● **À FAIRE**
**A)** Selon le texte sur le référendum, quelle réponse un référendum a-t-il toujours obtenue à Madagascar depuis le retour à l'Indépendance ?
**B)** Recopiez mot pour mot tout le passage du texte sur le référendum, de « Positiver. La première dit » jusqu'à « mieux pratiquer l’abstention. » inclus.

● **TEXTE DU DOCUMENT**

━━━━━━

Positiver. La première dit que la Constitution proposée n’est certainement pas le meilleur texte qui soit, et que les conditions de l’organisation du référendum ne sont pas idéales en matière de démocratie. Mais cette élection permet de faire avancer un tant soit peu les choses vers la sortie de crise, et donc il est préférable de faire avec le processus actuel, y compris avec ses lacunes, car le statu quo a encore moins de chances d’amener le pays vers une solution.
Abstention. La seconde affirme que le replâtrage que constituent ce texte et ce référendum ne peuvent apporter de solution durable, et que le véritable enjeu du scrutin est de légitimer la présence des hâtifs au pouvoir, et que par conséquent il vaut mieux pratiquer l’abstention.
Voter TSIA. La troisième, sur le même constat concernant l’enjeu, encourage cependant à voter TSIA (non) pour ne pas donner un boulevard désert à ce texte, et aussi pour saisir l’occasion de participer au nom des obligations citoyennes.
Pour ma part, alors que la campagne a débuté depuis plusieurs jours, je ne sais toujours pas quelle est la question qui va être posée. On sait donc tout juste qu’il y aura une question, et deux réponses possibles : oui ou non. Sans doute le Panoramix à tête d’Astérix est-il encore en train de tester avec l’aide de Miss Tick, de Gargamel et de la fée Carabosse toutes les formules de potion magique pour faire passer la pilule. Question possible, quoique peu probable : « Êtes-vous pour le changement » ? Car cette question stupide est souvent le leitmotiv des griots de la HAT. Quand on a vu le changement constaté depuis 2009 en matière de chômage, de mauvaise gouvernance, de fermetures d’entreprises et de croissance du banditisme, on constate qu’il y a effectivement eu changement drastique, mais plus en direction de l’anus que vers celle du cerveau. Alors il faut se poser la question s’il faut cautionner un changement qui n’a apporté que désolation dans ce pays, ou s’il faut demander un changement de ceux qui ont prétendu apporter le changement ?
Selon l’expérience de tous les référendums depuis le retour à l’Indépendance (voir ici un tableau de synthèse de tous les scrutins du genre préparés par Sahondra Rabenarivo), un référendum a toujours obtenu une réponse affirmative à Madagascar, quelle que soit la pertinence de la question posée. Le poids de l’électorat rural aidant, l’électorat urbain pèse finalement bien peu dans le scrutin, malgré ses grandes gueules et ses gros bras. En fait, en matière politique à Madagascar, la population urbaine ne pèse que quand un illuminé entraine des abrutis sur une place publique pour faire un coup d’État. Par conséquent, 5.000 à 10.000 personnes sur la Place du 13 mai se retrouvent tout à coup catapultées au rang de peuple malgache.

━━━━━━

● **DONNÉES FOURNIES**
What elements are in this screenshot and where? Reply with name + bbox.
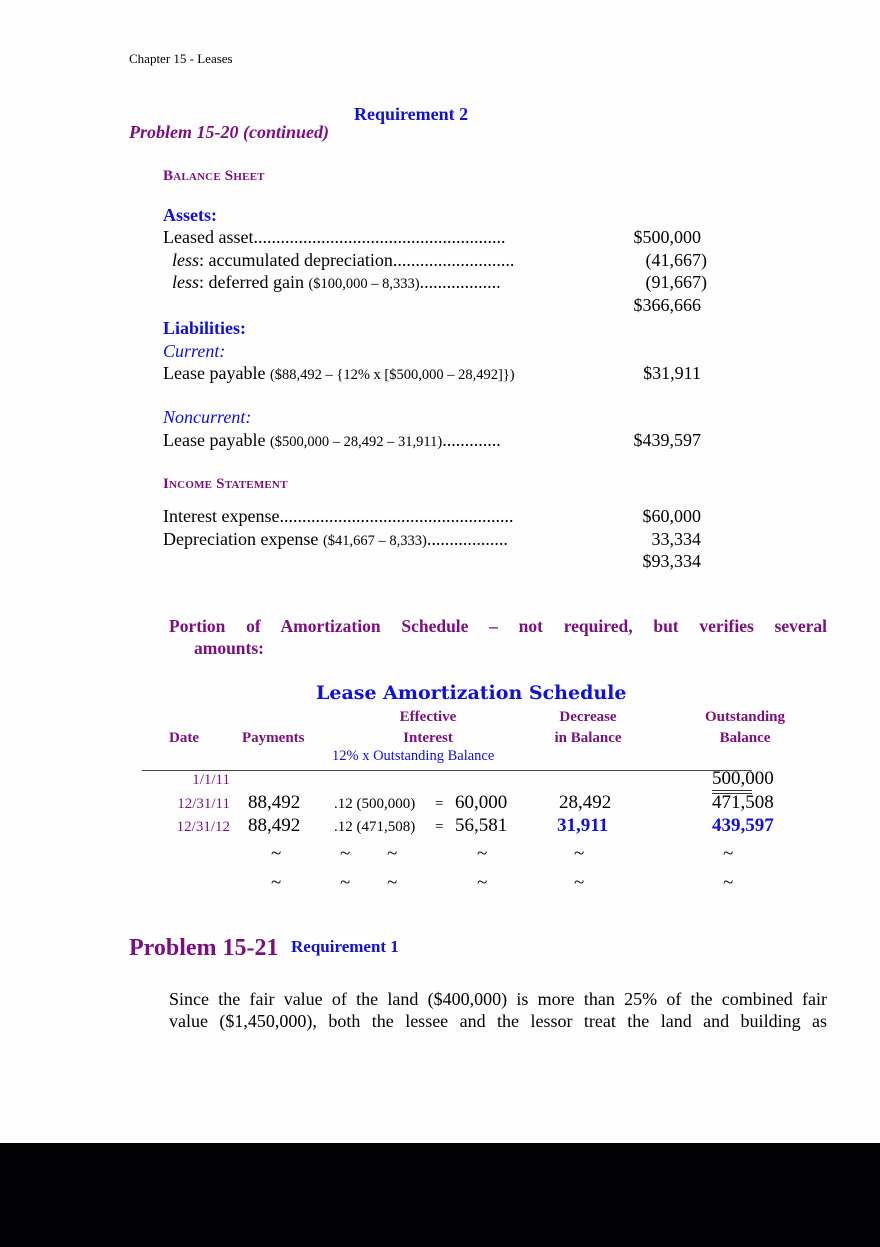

━━━━━━

● **RÉPONSES PAR TÂCHE**
**A)** Une réponse affirmative, quelle que soit la pertinence de la question posée.

**B)**
Positiver. La première dit que la Constitution proposée n’est certainement pas le meilleur texte qui soit, et que les conditions de l’organisation du référendum ne sont pas idéales en matière de démocratie. Mais cette élection permet de faire avancer un tant soit peu les choses vers la sortie de crise, et donc il est préférable de faire avec le processus actuel, y compris avec ses lacunes, car le statu quo a encore moins de chances d’amener le pays vers une solution.
Abstention. La seconde affirme que le replâtrage que constituent ce texte et ce référendum ne peuvent apporter de solution durable, et que le véritable enjeu du scrutin est de légitimer la présence des hâtifs au pouvoir, et que par conséquent il vaut mieux pratiquer l’abstention.